***** ENTRIES SHOWN *****

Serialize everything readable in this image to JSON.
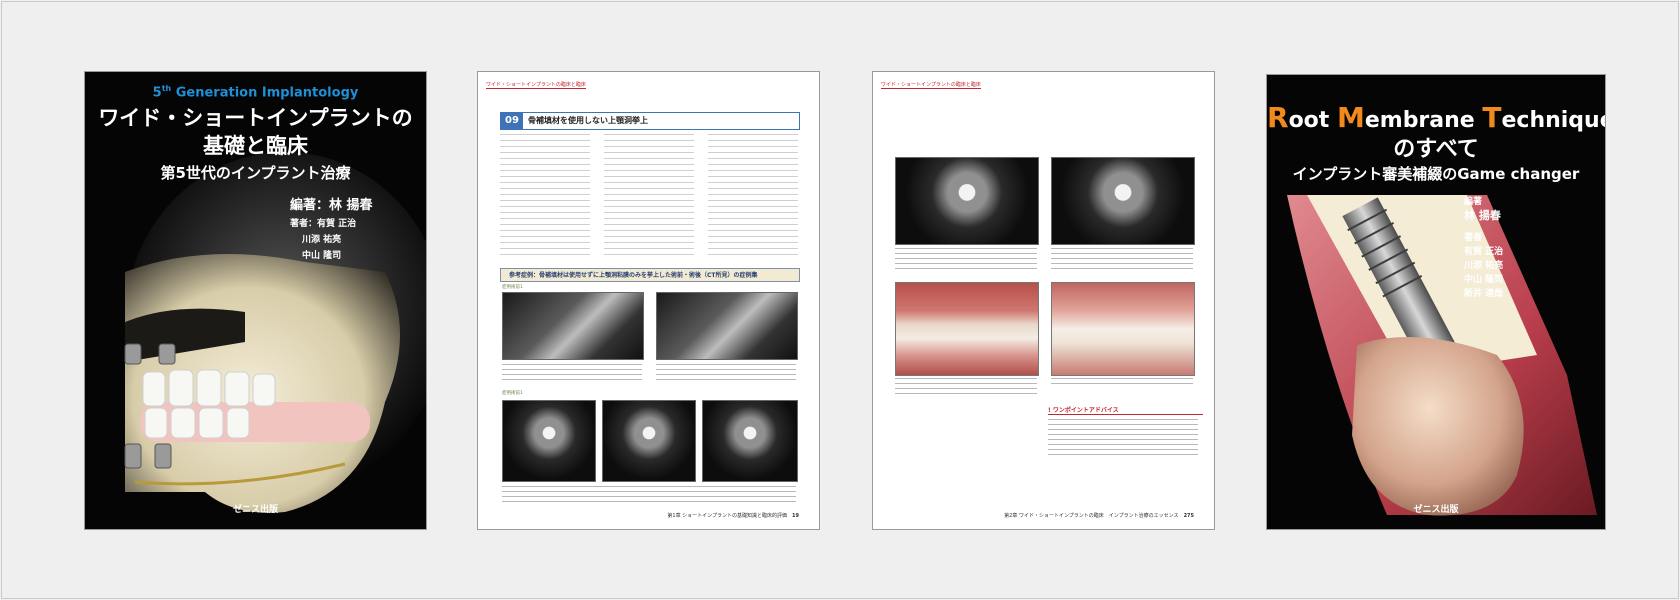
{
  "books": [
    {
      "series_prefix": "5",
      "series_sup": "th",
      "series_rest": " Generation Implantology",
      "title_line1": "ワイド・ショートインプラントの",
      "title_line2": "基礎と臨床",
      "subtitle": "第5世代のインプラント治療",
      "author_main": "編著：林 揚春",
      "author_line1": "著者：有賀 正治",
      "author_line2": "川添 祐亮",
      "author_line3": "中山 隆司",
      "publisher": "ゼニス出版"
    },
    {
      "header": "ワイド・ショートインプラントの臨床と臨床",
      "section_num": "09",
      "section_title": "骨補填材を使用しない上顎洞挙上",
      "case_title": "参考症例：骨補填材は使用せずに上顎洞粘膜のみを挙上した術前・術後（CT所見）の症例集",
      "label_pre": "症例術前1",
      "label_post": "症例術前1",
      "footer": "第1章 ショートインプラントの基礎知識と臨床的評価",
      "page_num": "19"
    },
    {
      "header": "ワイド・ショートインプラントの臨床と臨床",
      "advice_title": "ワンポイントアドバイス",
      "footer": "第2章 ワイド・ショートインプラントの臨床　インプラント治療のエッセンス",
      "page_num": "275"
    },
    {
      "title_r": "R",
      "title_oot": "oot ",
      "title_m": "M",
      "title_embrane": "embrane ",
      "title_t": "T",
      "title_echnique": "echnique",
      "title_line2": "のすべて",
      "subtitle": "インプラント審美補綴のGame changer",
      "editor_label": "編著",
      "editor_name": "林 揚春",
      "authors_label": "著者",
      "author1": "有賀 正治",
      "author2": "川添 祐亮",
      "author3": "中山 隆司",
      "author4": "新井 達哉",
      "publisher": "ゼニス出版",
      "accent_color": "#f08a1c"
    }
  ]
}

*****

WHAT IS NEEDED
Leave out the pictures and print every line of the data exactly.

ANSWER TO THIS TASK
Serialize everything readable in this image to JSON.
{
  "books": [
    {
      "series_prefix": "5",
      "series_sup": "th",
      "series_rest": " Generation Implantology",
      "title_line1": "ワイド・ショートインプラントの",
      "title_line2": "基礎と臨床",
      "subtitle": "第5世代のインプラント治療",
      "author_main": "編著：林 揚春",
      "author_line1": "著者：有賀 正治",
      "author_line2": "川添 祐亮",
      "author_line3": "中山 隆司",
      "publisher": "ゼニス出版"
    },
    {
      "header": "ワイド・ショートインプラントの臨床と臨床",
      "section_num": "09",
      "section_title": "骨補填材を使用しない上顎洞挙上",
      "case_title": "参考症例：骨補填材は使用せずに上顎洞粘膜のみを挙上した術前・術後（CT所見）の症例集",
      "label_pre": "症例術前1",
      "label_post": "症例術前1",
      "footer": "第1章 ショートインプラントの基礎知識と臨床的評価",
      "page_num": "19"
    },
    {
      "header": "ワイド・ショートインプラントの臨床と臨床",
      "advice_title": "ワンポイントアドバイス",
      "footer": "第2章 ワイド・ショートインプラントの臨床　インプラント治療のエッセンス",
      "page_num": "275"
    },
    {
      "title_r": "R",
      "title_oot": "oot ",
      "title_m": "M",
      "title_embrane": "embrane ",
      "title_t": "T",
      "title_echnique": "echnique",
      "title_line2": "のすべて",
      "subtitle": "インプラント審美補綴のGame changer",
      "editor_label": "編著",
      "editor_name": "林 揚春",
      "authors_label": "著者",
      "author1": "有賀 正治",
      "author2": "川添 祐亮",
      "author3": "中山 隆司",
      "author4": "新井 達哉",
      "publisher": "ゼニス出版",
      "accent_color": "#f08a1c"
    }
  ]
}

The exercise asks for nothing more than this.